**WRITTEN REQUEST:** Select from the data all lines with the word "Trust".

##############################

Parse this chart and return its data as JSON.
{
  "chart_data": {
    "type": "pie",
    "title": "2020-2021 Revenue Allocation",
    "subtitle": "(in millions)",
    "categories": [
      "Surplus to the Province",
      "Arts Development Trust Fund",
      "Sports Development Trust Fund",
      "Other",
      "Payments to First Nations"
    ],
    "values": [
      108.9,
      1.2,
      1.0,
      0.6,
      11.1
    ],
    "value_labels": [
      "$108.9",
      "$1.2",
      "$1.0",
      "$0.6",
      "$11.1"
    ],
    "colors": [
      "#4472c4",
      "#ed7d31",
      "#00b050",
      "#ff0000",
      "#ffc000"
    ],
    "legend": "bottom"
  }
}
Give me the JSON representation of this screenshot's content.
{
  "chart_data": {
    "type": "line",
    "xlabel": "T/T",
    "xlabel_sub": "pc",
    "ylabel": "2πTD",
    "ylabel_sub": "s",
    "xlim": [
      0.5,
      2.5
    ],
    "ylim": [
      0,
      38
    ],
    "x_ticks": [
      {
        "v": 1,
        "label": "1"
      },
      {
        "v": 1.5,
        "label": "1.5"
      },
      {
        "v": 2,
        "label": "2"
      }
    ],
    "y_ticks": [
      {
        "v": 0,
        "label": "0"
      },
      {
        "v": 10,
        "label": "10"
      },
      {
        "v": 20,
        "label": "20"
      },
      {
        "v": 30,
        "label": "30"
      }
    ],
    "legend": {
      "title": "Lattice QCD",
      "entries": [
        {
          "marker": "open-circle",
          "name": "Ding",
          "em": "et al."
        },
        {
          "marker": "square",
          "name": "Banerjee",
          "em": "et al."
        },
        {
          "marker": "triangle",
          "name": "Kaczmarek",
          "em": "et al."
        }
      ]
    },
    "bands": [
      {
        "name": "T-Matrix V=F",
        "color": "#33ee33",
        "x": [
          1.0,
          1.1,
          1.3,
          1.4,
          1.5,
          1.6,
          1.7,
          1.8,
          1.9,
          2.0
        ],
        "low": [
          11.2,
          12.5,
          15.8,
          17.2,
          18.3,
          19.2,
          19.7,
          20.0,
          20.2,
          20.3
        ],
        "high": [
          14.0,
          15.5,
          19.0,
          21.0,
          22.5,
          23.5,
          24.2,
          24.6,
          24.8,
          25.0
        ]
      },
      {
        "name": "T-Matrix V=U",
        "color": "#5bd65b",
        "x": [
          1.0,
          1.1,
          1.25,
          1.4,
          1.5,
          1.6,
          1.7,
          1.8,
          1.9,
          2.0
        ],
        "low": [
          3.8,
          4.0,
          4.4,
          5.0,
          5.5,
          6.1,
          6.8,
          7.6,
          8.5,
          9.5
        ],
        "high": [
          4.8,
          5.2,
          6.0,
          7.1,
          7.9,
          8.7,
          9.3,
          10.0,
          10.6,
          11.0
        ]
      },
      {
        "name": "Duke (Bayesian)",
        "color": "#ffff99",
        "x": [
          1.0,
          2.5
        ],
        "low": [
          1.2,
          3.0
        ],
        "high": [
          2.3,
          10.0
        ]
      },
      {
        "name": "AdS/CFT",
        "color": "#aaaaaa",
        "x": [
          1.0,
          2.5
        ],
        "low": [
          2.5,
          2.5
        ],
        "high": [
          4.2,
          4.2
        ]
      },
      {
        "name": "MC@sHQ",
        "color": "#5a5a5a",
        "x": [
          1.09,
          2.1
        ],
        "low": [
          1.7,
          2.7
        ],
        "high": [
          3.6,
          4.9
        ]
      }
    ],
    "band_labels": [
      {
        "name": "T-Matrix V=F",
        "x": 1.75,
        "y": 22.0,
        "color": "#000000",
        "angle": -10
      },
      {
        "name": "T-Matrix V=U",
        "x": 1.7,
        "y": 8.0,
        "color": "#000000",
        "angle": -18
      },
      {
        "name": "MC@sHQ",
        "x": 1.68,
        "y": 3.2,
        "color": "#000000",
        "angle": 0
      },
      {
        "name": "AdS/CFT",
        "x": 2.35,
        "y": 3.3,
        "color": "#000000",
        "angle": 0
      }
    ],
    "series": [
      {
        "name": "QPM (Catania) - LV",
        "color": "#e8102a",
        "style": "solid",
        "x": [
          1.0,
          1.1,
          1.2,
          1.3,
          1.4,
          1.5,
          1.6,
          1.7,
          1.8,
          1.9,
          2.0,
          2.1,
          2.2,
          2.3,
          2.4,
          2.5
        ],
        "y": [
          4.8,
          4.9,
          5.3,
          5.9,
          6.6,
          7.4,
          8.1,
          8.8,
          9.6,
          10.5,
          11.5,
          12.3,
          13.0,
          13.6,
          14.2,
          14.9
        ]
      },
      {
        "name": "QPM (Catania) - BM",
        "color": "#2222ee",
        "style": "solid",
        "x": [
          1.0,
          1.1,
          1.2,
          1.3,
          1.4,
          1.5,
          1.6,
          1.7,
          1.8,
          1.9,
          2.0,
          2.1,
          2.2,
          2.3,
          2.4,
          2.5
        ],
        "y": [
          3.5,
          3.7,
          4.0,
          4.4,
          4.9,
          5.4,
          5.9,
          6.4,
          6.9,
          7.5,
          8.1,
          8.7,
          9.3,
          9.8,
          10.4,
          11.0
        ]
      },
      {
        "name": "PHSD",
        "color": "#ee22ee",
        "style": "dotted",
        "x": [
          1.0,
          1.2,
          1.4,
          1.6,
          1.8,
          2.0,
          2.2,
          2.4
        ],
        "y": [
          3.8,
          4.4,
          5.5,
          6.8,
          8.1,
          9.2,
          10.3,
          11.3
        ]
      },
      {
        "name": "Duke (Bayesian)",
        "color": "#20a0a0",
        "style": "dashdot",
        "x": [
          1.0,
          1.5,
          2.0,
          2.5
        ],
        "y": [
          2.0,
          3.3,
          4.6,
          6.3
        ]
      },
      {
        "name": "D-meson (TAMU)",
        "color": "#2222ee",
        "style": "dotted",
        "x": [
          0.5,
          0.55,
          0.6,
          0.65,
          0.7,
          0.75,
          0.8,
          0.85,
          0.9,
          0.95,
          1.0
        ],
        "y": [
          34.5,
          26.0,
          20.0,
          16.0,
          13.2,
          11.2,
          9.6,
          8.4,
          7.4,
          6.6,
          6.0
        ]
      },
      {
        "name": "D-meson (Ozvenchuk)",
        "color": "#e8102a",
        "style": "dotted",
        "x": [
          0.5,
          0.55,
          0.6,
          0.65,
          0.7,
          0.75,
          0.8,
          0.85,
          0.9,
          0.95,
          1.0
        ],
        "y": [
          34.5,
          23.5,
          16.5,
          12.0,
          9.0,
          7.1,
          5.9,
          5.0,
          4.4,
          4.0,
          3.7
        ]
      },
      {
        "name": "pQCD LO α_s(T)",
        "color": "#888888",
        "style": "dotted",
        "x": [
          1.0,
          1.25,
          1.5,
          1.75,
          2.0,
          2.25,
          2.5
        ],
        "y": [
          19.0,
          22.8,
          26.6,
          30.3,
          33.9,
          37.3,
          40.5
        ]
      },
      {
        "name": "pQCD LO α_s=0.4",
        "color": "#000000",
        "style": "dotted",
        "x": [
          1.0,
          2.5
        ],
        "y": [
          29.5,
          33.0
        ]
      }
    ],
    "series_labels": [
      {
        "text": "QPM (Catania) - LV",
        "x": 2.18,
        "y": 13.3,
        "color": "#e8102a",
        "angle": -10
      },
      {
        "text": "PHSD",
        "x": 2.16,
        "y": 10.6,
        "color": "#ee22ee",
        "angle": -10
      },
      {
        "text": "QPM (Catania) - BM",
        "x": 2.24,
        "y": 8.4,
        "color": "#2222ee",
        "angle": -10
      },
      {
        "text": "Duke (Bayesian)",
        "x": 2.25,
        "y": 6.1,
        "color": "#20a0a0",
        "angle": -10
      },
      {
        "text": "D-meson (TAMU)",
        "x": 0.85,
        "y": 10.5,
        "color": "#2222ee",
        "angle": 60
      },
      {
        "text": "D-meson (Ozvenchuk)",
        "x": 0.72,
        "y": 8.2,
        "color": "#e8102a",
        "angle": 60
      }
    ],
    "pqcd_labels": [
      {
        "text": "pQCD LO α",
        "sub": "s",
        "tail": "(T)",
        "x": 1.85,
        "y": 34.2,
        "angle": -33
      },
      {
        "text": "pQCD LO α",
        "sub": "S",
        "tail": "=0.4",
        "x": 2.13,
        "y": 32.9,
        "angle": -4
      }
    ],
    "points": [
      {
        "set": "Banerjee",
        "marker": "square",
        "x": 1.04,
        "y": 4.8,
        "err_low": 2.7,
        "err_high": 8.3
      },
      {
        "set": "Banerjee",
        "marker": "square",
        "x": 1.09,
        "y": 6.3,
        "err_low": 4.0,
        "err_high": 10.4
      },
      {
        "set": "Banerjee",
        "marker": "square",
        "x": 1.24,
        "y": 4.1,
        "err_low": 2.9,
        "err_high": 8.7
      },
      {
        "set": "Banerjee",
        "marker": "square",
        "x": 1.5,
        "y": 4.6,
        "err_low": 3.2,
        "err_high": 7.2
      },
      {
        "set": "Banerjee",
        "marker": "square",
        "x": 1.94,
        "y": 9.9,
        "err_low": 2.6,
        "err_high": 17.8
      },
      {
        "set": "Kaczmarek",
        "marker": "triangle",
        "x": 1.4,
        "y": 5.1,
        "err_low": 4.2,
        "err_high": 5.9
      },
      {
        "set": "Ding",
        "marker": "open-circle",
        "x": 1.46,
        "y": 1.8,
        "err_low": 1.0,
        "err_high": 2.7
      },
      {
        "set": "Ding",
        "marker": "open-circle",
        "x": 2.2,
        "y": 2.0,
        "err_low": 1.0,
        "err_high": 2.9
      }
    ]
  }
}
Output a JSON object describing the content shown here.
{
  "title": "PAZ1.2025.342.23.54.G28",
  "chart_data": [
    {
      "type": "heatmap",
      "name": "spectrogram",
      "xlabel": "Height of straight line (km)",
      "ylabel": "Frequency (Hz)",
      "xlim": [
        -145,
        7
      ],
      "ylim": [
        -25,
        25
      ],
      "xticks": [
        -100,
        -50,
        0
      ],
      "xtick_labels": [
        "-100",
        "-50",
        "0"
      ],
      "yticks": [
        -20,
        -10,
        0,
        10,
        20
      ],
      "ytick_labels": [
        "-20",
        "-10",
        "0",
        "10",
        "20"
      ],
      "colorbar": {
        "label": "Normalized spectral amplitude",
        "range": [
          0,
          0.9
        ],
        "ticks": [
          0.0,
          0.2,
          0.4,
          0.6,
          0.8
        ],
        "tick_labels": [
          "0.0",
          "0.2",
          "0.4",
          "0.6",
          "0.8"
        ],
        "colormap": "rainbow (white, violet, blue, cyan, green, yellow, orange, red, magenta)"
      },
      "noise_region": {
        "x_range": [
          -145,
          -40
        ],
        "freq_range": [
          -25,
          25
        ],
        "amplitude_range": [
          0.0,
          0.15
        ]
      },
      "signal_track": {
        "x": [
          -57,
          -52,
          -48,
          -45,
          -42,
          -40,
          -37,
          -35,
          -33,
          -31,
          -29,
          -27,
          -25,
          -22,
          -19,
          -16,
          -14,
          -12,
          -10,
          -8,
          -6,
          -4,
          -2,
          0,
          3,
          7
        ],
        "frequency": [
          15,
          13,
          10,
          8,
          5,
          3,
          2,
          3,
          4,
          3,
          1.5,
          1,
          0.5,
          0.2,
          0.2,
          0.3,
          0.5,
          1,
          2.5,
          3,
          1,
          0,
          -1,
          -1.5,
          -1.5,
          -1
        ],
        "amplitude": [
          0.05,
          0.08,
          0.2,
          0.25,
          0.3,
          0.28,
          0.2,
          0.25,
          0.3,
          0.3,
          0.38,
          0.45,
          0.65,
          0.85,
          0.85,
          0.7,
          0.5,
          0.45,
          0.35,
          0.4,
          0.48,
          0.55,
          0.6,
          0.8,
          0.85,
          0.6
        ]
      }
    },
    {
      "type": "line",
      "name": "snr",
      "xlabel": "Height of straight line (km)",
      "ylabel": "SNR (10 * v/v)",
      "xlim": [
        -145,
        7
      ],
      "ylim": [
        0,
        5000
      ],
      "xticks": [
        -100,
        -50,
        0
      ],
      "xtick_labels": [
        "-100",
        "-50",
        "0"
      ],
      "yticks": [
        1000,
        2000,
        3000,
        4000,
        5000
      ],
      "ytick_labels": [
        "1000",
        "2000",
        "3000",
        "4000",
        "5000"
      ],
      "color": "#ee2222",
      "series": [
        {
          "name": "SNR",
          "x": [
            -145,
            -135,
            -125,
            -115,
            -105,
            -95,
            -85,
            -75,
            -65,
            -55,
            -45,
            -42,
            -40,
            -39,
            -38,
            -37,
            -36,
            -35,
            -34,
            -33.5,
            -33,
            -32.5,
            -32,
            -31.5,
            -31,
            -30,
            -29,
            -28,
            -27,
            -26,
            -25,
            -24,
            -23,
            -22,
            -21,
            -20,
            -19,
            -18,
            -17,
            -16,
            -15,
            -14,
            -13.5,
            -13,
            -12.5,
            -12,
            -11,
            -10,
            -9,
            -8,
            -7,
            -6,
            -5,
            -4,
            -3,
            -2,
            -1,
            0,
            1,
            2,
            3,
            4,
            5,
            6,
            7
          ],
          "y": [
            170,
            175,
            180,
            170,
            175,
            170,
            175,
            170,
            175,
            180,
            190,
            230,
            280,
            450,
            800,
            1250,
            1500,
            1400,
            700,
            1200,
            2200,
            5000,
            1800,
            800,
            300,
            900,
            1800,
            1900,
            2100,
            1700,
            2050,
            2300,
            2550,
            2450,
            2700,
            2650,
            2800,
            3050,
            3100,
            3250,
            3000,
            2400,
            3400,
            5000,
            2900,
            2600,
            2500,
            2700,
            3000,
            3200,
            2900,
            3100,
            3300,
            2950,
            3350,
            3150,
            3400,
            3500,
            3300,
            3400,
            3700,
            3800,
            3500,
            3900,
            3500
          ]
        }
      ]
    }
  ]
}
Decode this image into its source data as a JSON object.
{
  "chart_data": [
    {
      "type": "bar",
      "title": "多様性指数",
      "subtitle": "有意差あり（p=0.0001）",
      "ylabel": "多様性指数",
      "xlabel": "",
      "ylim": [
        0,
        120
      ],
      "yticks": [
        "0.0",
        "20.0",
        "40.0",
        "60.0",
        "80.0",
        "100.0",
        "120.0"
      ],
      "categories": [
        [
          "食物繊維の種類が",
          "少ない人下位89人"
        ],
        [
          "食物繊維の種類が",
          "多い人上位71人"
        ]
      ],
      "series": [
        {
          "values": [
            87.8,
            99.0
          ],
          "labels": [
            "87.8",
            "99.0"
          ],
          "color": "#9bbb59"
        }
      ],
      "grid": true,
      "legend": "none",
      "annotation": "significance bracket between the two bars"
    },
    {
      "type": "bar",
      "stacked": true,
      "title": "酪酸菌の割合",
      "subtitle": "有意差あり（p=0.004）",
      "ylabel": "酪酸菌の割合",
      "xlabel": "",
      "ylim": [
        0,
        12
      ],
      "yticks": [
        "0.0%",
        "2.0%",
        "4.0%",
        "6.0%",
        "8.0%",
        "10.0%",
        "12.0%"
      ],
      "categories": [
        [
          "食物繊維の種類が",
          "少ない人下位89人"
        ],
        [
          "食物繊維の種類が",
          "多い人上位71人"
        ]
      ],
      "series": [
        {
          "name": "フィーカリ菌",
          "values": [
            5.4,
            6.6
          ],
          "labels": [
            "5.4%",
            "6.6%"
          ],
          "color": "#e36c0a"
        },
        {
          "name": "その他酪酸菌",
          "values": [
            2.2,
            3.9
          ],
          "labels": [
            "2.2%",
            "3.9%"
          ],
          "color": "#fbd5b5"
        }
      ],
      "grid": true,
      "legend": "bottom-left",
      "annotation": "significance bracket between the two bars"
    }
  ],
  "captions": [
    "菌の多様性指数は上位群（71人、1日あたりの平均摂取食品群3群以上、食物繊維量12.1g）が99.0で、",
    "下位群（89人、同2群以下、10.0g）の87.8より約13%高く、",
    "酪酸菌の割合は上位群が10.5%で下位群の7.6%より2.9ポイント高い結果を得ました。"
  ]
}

##############################

**SOLVED EXERCISE:**
      "Arts Development Trust Fund",
      "Sports Development Trust Fund",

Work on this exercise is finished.